Records:
++++++++++++++++++++

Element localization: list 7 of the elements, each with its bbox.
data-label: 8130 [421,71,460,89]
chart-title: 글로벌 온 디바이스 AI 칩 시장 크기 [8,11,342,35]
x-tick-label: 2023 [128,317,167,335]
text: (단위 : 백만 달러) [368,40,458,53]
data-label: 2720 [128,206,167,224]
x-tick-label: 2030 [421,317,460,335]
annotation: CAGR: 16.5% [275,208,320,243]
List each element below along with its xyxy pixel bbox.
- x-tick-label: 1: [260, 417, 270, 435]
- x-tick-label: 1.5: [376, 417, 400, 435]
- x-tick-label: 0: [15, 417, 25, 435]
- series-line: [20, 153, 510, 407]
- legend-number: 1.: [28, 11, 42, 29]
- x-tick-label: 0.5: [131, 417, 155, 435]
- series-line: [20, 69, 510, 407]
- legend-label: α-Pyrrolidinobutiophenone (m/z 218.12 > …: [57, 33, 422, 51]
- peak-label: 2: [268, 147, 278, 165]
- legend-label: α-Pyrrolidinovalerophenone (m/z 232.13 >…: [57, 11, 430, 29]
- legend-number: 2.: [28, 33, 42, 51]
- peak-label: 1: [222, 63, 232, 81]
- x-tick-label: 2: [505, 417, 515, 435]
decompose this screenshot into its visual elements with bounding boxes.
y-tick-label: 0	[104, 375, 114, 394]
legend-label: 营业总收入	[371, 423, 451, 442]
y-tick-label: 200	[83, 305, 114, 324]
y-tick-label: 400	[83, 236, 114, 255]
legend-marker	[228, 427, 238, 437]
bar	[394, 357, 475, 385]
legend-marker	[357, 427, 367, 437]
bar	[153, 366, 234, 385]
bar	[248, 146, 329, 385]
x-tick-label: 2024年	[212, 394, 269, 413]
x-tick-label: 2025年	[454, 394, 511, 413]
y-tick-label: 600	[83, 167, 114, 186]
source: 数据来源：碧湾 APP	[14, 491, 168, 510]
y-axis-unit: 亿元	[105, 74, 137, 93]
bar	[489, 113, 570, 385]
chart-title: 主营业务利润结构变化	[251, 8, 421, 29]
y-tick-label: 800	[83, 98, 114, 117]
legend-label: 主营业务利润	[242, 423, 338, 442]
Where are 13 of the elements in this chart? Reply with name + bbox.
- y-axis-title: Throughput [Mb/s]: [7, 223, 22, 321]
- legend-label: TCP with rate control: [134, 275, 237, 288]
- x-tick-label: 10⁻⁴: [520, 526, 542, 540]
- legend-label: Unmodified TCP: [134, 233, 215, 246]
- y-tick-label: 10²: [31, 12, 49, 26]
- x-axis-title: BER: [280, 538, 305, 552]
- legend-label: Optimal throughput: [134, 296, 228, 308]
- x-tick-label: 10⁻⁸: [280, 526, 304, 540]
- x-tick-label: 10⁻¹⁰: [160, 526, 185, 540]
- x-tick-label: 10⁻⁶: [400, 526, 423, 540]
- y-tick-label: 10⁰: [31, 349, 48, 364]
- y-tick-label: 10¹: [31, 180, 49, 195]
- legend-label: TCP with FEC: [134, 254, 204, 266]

++++++++++++++++++++

Problem:
Change every "legend-label" in the entries above to "legend-text", and reproduce everything else without alteration.

Answer below:
Element localization: list 7 of the elements, each with its bbox.
data-label: 8130 [421,71,460,89]
chart-title: 글로벌 온 디바이스 AI 칩 시장 크기 [8,11,342,35]
x-tick-label: 2023 [128,317,167,335]
text: (단위 : 백만 달러) [368,40,458,53]
data-label: 2720 [128,206,167,224]
x-tick-label: 2030 [421,317,460,335]
annotation: CAGR: 16.5% [275,208,320,243]
List each element below along with its xyxy pixel bbox.
- x-tick-label: 1: [260, 417, 270, 435]
- x-tick-label: 1.5: [376, 417, 400, 435]
- x-tick-label: 0: [15, 417, 25, 435]
- series-line: [20, 153, 510, 407]
- legend-number: 1.: [28, 11, 42, 29]
- x-tick-label: 0.5: [131, 417, 155, 435]
- series-line: [20, 69, 510, 407]
- legend-text: α-Pyrrolidinobutiophenone (m/z 218.12 > …: [57, 33, 422, 51]
- peak-label: 2: [268, 147, 278, 165]
- legend-text: α-Pyrrolidinovalerophenone (m/z 232.13 >…: [57, 11, 430, 29]
- legend-number: 2.: [28, 33, 42, 51]
- peak-label: 1: [222, 63, 232, 81]
- x-tick-label: 2: [505, 417, 515, 435]
decompose this screenshot into its visual elements with bounding boxes.
y-tick-label: 0	[104, 375, 114, 394]
legend-text: 营业总收入	[371, 423, 451, 442]
y-tick-label: 200	[83, 305, 114, 324]
y-tick-label: 400	[83, 236, 114, 255]
legend-marker	[228, 427, 238, 437]
bar	[394, 357, 475, 385]
legend-marker	[357, 427, 367, 437]
bar	[153, 366, 234, 385]
bar	[248, 146, 329, 385]
x-tick-label: 2024年	[212, 394, 269, 413]
x-tick-label: 2025年	[454, 394, 511, 413]
y-tick-label: 600	[83, 167, 114, 186]
source: 数据来源：碧湾 APP	[14, 491, 168, 510]
y-axis-unit: 亿元	[105, 74, 137, 93]
bar	[489, 113, 570, 385]
chart-title: 主营业务利润结构变化	[251, 8, 421, 29]
y-tick-label: 800	[83, 98, 114, 117]
legend-text: 主营业务利润	[242, 423, 338, 442]
Where are 13 of the elements in this chart? Reply with name + bbox.
- y-axis-title: Throughput [Mb/s]: [7, 223, 22, 321]
- legend-text: TCP with rate control: [134, 275, 237, 288]
- x-tick-label: 10⁻⁴: [520, 526, 542, 540]
- legend-text: Unmodified TCP: [134, 233, 215, 246]
- y-tick-label: 10²: [31, 12, 49, 26]
- x-axis-title: BER: [280, 538, 305, 552]
- legend-text: Optimal throughput: [134, 296, 228, 308]
- x-tick-label: 10⁻⁸: [280, 526, 304, 540]
- x-tick-label: 10⁻¹⁰: [160, 526, 185, 540]
- x-tick-label: 10⁻⁶: [400, 526, 423, 540]
- y-tick-label: 10⁰: [31, 349, 48, 364]
- y-tick-label: 10¹: [31, 180, 49, 195]
- legend-text: TCP with FEC: [134, 254, 204, 266]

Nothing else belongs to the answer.